▶ PROBLEM REQUIREMENTS
Search the entries for the word "type" and pull out each line that has it.
= = =
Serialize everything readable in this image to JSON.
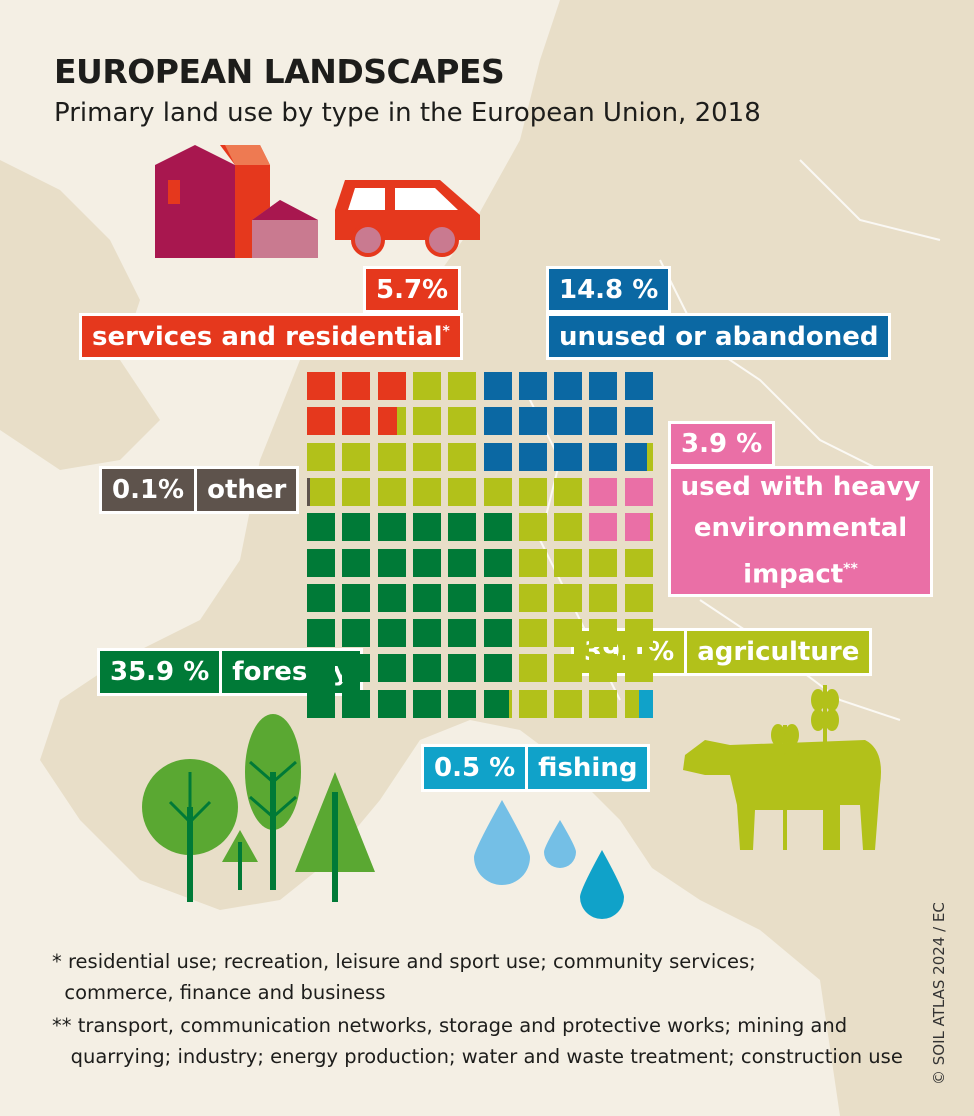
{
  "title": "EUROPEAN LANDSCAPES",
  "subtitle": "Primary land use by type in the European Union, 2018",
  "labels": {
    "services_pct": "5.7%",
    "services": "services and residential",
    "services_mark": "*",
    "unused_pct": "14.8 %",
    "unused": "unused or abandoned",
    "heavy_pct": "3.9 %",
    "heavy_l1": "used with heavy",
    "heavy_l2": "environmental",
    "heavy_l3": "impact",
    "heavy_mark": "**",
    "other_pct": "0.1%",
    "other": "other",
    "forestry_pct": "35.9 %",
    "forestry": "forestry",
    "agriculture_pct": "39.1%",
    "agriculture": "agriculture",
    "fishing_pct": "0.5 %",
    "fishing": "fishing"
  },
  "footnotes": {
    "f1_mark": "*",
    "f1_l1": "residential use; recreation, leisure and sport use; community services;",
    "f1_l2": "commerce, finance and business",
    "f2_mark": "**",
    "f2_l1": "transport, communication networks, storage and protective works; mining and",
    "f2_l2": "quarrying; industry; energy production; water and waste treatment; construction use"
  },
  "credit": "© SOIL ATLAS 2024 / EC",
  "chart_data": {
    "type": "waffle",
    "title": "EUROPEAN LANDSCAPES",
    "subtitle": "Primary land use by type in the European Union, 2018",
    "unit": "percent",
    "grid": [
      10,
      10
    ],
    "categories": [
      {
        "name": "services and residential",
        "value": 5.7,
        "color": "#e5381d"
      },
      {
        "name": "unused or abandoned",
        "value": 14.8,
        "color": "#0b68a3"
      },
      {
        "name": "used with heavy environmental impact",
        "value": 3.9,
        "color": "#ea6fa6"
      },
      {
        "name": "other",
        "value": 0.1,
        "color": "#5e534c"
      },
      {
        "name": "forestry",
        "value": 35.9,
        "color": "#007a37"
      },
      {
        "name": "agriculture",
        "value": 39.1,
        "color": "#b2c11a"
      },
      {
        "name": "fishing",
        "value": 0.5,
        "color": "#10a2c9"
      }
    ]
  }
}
= = =
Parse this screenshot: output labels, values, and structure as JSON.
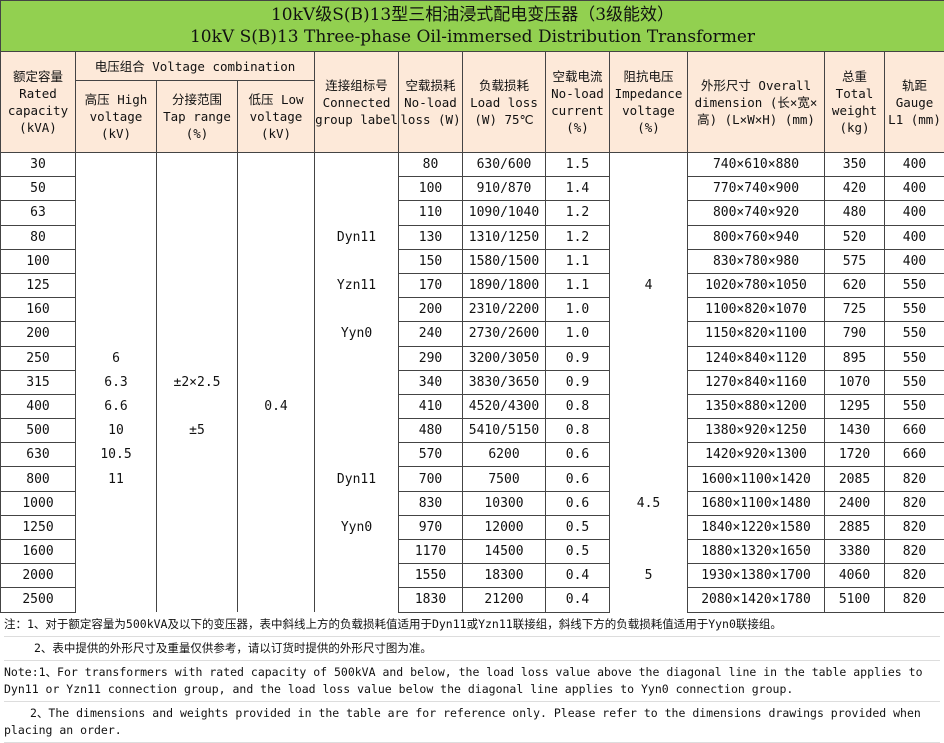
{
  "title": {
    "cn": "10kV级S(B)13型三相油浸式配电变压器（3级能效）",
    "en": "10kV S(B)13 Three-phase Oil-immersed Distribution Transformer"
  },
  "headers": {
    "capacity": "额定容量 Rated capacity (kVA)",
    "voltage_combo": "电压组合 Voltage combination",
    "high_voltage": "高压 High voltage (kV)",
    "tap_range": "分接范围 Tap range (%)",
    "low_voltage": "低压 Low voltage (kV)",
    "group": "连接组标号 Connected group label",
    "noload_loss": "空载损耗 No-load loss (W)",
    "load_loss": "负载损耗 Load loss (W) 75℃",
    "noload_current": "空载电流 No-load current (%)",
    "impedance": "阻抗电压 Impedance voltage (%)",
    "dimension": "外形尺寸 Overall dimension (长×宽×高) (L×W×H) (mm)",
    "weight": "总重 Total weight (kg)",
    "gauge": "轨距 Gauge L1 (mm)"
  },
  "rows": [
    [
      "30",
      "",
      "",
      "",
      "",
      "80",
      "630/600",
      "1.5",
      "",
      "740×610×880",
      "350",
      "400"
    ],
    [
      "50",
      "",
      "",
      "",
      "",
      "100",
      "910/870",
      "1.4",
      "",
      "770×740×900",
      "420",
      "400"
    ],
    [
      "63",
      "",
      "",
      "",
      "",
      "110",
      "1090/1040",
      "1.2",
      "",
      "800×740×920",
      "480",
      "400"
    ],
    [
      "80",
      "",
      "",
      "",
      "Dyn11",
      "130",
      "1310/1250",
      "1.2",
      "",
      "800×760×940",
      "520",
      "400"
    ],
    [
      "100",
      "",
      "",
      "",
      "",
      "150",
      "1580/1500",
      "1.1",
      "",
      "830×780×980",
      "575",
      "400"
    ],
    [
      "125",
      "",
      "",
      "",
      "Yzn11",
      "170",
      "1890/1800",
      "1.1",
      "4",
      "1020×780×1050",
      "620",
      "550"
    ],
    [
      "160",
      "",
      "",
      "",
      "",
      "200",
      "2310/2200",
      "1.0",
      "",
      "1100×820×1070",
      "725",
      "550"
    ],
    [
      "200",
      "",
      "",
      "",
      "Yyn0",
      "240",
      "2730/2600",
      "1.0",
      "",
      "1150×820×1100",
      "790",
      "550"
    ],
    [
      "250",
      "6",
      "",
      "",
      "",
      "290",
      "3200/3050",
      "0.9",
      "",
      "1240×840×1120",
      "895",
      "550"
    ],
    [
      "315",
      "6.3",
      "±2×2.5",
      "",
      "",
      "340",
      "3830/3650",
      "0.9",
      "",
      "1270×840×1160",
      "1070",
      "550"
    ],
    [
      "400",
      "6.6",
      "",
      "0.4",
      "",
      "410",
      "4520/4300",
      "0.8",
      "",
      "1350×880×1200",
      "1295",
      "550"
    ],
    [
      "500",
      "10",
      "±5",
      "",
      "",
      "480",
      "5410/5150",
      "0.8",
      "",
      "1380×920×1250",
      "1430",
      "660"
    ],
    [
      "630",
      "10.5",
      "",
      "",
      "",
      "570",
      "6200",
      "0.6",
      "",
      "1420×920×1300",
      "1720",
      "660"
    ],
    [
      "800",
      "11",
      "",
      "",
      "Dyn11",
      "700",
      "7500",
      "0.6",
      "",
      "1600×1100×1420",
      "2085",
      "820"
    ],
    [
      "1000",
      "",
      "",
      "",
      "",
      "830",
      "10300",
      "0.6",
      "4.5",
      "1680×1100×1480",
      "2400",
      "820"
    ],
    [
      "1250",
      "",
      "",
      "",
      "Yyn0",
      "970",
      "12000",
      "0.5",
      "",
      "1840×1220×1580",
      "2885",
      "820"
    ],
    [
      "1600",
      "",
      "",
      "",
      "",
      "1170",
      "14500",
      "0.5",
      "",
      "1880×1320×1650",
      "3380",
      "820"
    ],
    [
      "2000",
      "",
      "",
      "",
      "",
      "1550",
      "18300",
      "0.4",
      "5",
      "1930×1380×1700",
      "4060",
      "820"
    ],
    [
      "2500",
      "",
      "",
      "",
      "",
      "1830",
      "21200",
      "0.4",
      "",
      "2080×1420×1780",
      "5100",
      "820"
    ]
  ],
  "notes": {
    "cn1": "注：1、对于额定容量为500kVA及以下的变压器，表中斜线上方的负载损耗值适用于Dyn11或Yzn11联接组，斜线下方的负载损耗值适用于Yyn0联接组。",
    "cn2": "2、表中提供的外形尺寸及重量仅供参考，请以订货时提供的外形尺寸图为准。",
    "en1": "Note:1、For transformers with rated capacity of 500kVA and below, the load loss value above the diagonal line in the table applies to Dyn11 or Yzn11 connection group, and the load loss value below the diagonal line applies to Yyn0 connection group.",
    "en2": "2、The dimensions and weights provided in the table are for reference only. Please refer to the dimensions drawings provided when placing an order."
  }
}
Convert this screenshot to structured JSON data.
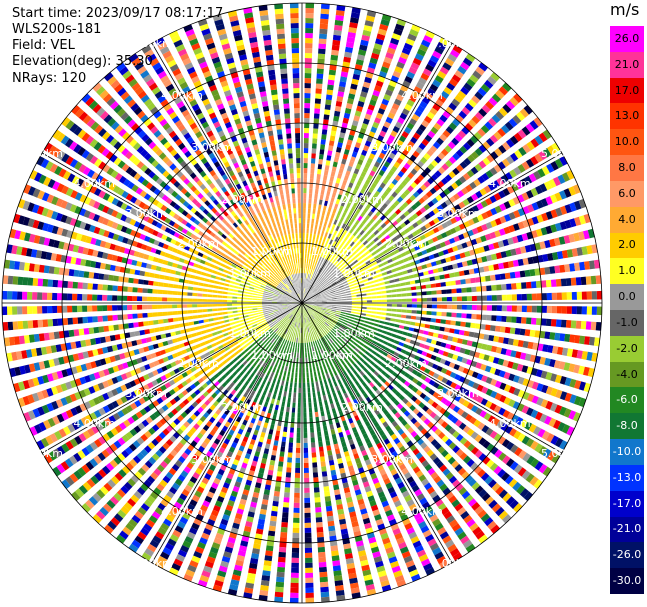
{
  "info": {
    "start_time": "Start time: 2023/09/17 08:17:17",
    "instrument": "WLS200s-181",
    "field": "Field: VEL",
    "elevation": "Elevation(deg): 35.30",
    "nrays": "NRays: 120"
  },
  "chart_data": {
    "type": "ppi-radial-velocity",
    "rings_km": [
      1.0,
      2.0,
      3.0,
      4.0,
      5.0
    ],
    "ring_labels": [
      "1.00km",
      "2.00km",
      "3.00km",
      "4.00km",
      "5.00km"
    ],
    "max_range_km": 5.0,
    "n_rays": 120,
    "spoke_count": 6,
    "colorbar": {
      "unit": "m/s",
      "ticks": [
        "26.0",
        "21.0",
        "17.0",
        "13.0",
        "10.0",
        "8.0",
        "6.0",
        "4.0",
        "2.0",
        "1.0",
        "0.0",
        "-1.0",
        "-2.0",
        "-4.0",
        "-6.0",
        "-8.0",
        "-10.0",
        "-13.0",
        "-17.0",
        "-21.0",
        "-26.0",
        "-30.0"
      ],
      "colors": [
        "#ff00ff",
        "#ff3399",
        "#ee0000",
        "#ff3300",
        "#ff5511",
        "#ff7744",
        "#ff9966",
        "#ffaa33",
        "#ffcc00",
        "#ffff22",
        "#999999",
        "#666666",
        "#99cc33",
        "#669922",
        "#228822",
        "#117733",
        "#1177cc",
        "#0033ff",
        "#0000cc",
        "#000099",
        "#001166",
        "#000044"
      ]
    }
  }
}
= = =
▶ WRITTEN ANSWER
  "subtitle": "Primary land use by type in the European Union, 2018",
    "type": "waffle",
    "subtitle": "Primary land use by type in the European Union, 2018",
    "type": "ppi-radial-velocity",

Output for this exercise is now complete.